(Stored items from a collection)

•••

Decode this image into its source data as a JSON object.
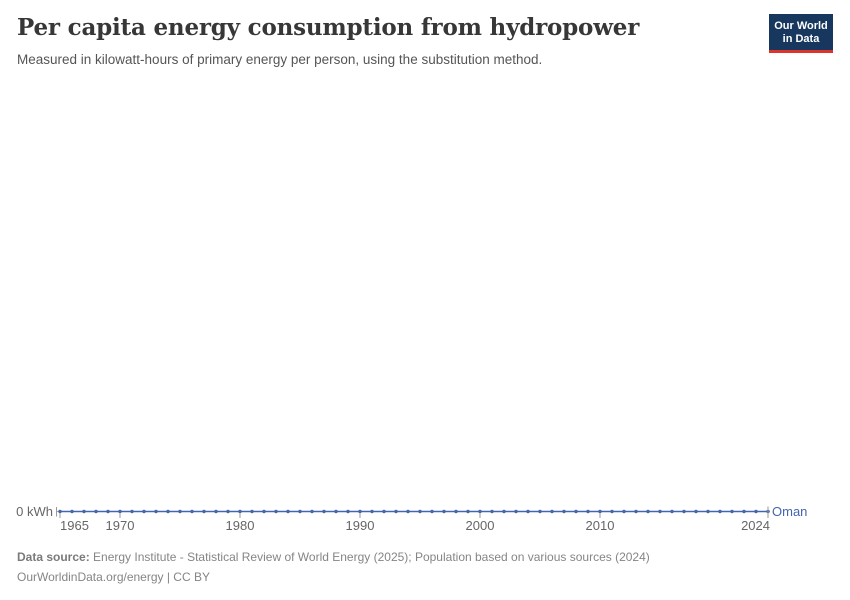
{
  "header": {
    "title": "Per capita energy consumption from hydropower",
    "subtitle": "Measured in kilowatt-hours of primary energy per person, using the substitution method.",
    "logo": {
      "line1": "Our World",
      "line2": "in Data"
    }
  },
  "footer": {
    "source_label": "Data source:",
    "source_text": " Energy Institute - Statistical Review of World Energy (2025); Population based on various sources (2024)",
    "license_line": "OurWorldinData.org/energy | CC BY"
  },
  "chart_data": {
    "type": "line",
    "title": "Per capita energy consumption from hydropower",
    "entity": "Oman",
    "unit": "kWh",
    "y_axis_label": "0 kWh",
    "x_ticks": [
      1965,
      1970,
      1980,
      1990,
      2000,
      2010,
      2024
    ],
    "y_ticks": [
      0
    ],
    "xlim": [
      1965,
      2024
    ],
    "ylim": [
      0,
      0
    ],
    "grid": "single-zero-line",
    "x": [
      1965,
      1966,
      1967,
      1968,
      1969,
      1970,
      1971,
      1972,
      1973,
      1974,
      1975,
      1976,
      1977,
      1978,
      1979,
      1980,
      1981,
      1982,
      1983,
      1984,
      1985,
      1986,
      1987,
      1988,
      1989,
      1990,
      1991,
      1992,
      1993,
      1994,
      1995,
      1996,
      1997,
      1998,
      1999,
      2000,
      2001,
      2002,
      2003,
      2004,
      2005,
      2006,
      2007,
      2008,
      2009,
      2010,
      2011,
      2012,
      2013,
      2014,
      2015,
      2016,
      2017,
      2018,
      2019,
      2020,
      2021,
      2022,
      2023,
      2024
    ],
    "series": [
      {
        "name": "Oman",
        "color": "#4265ad",
        "values": [
          0,
          0,
          0,
          0,
          0,
          0,
          0,
          0,
          0,
          0,
          0,
          0,
          0,
          0,
          0,
          0,
          0,
          0,
          0,
          0,
          0,
          0,
          0,
          0,
          0,
          0,
          0,
          0,
          0,
          0,
          0,
          0,
          0,
          0,
          0,
          0,
          0,
          0,
          0,
          0,
          0,
          0,
          0,
          0,
          0,
          0,
          0,
          0,
          0,
          0,
          0,
          0,
          0,
          0,
          0,
          0,
          0,
          0,
          0,
          0
        ]
      }
    ],
    "colors": {
      "line": "#4265ad",
      "axis_text": "#666666",
      "tick": "#999999",
      "gridline": "#a8a8a8"
    }
  }
}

•••

_SHORT EXERCISE_
Pictures in the records above are not copied; print everything else exactly.

_ANSWER TO THIS TASK_
Decode this image into its source data as a JSON object.
{
  "header": {
    "title": "Per capita energy consumption from hydropower",
    "subtitle": "Measured in kilowatt-hours of primary energy per person, using the substitution method.",
    "logo": {
      "line1": "Our World",
      "line2": "in Data"
    }
  },
  "footer": {
    "source_label": "Data source:",
    "source_text": " Energy Institute - Statistical Review of World Energy (2025); Population based on various sources (2024)",
    "license_line": "OurWorldinData.org/energy | CC BY"
  },
  "chart_data": {
    "type": "line",
    "title": "Per capita energy consumption from hydropower",
    "entity": "Oman",
    "unit": "kWh",
    "y_axis_label": "0 kWh",
    "x_ticks": [
      1965,
      1970,
      1980,
      1990,
      2000,
      2010,
      2024
    ],
    "y_ticks": [
      0
    ],
    "xlim": [
      1965,
      2024
    ],
    "ylim": [
      0,
      0
    ],
    "grid": "single-zero-line",
    "x": [
      1965,
      1966,
      1967,
      1968,
      1969,
      1970,
      1971,
      1972,
      1973,
      1974,
      1975,
      1976,
      1977,
      1978,
      1979,
      1980,
      1981,
      1982,
      1983,
      1984,
      1985,
      1986,
      1987,
      1988,
      1989,
      1990,
      1991,
      1992,
      1993,
      1994,
      1995,
      1996,
      1997,
      1998,
      1999,
      2000,
      2001,
      2002,
      2003,
      2004,
      2005,
      2006,
      2007,
      2008,
      2009,
      2010,
      2011,
      2012,
      2013,
      2014,
      2015,
      2016,
      2017,
      2018,
      2019,
      2020,
      2021,
      2022,
      2023,
      2024
    ],
    "series": [
      {
        "name": "Oman",
        "color": "#4265ad",
        "values": [
          0,
          0,
          0,
          0,
          0,
          0,
          0,
          0,
          0,
          0,
          0,
          0,
          0,
          0,
          0,
          0,
          0,
          0,
          0,
          0,
          0,
          0,
          0,
          0,
          0,
          0,
          0,
          0,
          0,
          0,
          0,
          0,
          0,
          0,
          0,
          0,
          0,
          0,
          0,
          0,
          0,
          0,
          0,
          0,
          0,
          0,
          0,
          0,
          0,
          0,
          0,
          0,
          0,
          0,
          0,
          0,
          0,
          0,
          0,
          0
        ]
      }
    ],
    "colors": {
      "line": "#4265ad",
      "axis_text": "#666666",
      "tick": "#999999",
      "gridline": "#a8a8a8"
    }
  }
}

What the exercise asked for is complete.